SHORT TASK
Will you write out all the entries below exactly?

RECORDS SHOWN
• • • • •

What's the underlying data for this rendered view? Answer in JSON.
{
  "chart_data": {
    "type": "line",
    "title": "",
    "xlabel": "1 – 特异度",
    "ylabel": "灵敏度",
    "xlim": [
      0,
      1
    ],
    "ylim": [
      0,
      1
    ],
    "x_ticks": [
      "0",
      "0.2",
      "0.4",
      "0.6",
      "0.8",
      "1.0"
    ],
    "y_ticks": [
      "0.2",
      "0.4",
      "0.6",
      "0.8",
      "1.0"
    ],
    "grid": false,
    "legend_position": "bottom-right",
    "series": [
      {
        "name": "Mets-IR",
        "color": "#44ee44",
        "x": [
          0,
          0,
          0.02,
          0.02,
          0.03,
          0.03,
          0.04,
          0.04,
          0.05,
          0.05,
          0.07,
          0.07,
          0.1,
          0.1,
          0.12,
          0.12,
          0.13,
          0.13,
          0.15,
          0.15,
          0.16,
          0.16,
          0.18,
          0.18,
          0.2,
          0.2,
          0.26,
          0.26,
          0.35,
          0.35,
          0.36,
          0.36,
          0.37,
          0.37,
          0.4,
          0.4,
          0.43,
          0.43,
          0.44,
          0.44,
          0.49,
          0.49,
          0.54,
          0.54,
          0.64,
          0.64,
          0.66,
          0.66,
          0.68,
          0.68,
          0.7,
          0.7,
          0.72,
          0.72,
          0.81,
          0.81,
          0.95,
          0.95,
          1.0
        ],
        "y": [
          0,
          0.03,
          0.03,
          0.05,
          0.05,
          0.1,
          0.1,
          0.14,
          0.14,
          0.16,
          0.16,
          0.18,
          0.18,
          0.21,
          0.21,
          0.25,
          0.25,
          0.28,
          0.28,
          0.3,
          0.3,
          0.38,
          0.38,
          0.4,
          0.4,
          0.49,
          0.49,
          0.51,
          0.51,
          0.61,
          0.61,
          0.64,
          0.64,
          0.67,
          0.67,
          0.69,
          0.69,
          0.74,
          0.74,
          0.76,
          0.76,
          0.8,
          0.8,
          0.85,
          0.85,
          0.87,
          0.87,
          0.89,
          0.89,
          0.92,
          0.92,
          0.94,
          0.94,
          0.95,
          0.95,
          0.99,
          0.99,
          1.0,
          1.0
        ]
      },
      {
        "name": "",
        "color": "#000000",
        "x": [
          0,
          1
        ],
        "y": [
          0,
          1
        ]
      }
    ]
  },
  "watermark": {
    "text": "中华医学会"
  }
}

• • • • •

RESPONSE
What's the underlying data for this rendered view? Answer in JSON.
{
  "chart_data": {
    "type": "line",
    "title": "",
    "xlabel": "1 – 特异度",
    "ylabel": "灵敏度",
    "xlim": [
      0,
      1
    ],
    "ylim": [
      0,
      1
    ],
    "x_ticks": [
      "0",
      "0.2",
      "0.4",
      "0.6",
      "0.8",
      "1.0"
    ],
    "y_ticks": [
      "0.2",
      "0.4",
      "0.6",
      "0.8",
      "1.0"
    ],
    "grid": false,
    "legend_position": "bottom-right",
    "series": [
      {
        "name": "Mets-IR",
        "color": "#44ee44",
        "x": [
          0,
          0,
          0.02,
          0.02,
          0.03,
          0.03,
          0.04,
          0.04,
          0.05,
          0.05,
          0.07,
          0.07,
          0.1,
          0.1,
          0.12,
          0.12,
          0.13,
          0.13,
          0.15,
          0.15,
          0.16,
          0.16,
          0.18,
          0.18,
          0.2,
          0.2,
          0.26,
          0.26,
          0.35,
          0.35,
          0.36,
          0.36,
          0.37,
          0.37,
          0.4,
          0.4,
          0.43,
          0.43,
          0.44,
          0.44,
          0.49,
          0.49,
          0.54,
          0.54,
          0.64,
          0.64,
          0.66,
          0.66,
          0.68,
          0.68,
          0.7,
          0.7,
          0.72,
          0.72,
          0.81,
          0.81,
          0.95,
          0.95,
          1.0
        ],
        "y": [
          0,
          0.03,
          0.03,
          0.05,
          0.05,
          0.1,
          0.1,
          0.14,
          0.14,
          0.16,
          0.16,
          0.18,
          0.18,
          0.21,
          0.21,
          0.25,
          0.25,
          0.28,
          0.28,
          0.3,
          0.3,
          0.38,
          0.38,
          0.4,
          0.4,
          0.49,
          0.49,
          0.51,
          0.51,
          0.61,
          0.61,
          0.64,
          0.64,
          0.67,
          0.67,
          0.69,
          0.69,
          0.74,
          0.74,
          0.76,
          0.76,
          0.8,
          0.8,
          0.85,
          0.85,
          0.87,
          0.87,
          0.89,
          0.89,
          0.92,
          0.92,
          0.94,
          0.94,
          0.95,
          0.95,
          0.99,
          0.99,
          1.0,
          1.0
        ]
      },
      {
        "name": "",
        "color": "#000000",
        "x": [
          0,
          1
        ],
        "y": [
          0,
          1
        ]
      }
    ]
  },
  "watermark": {
    "text": "中华医学会"
  }
}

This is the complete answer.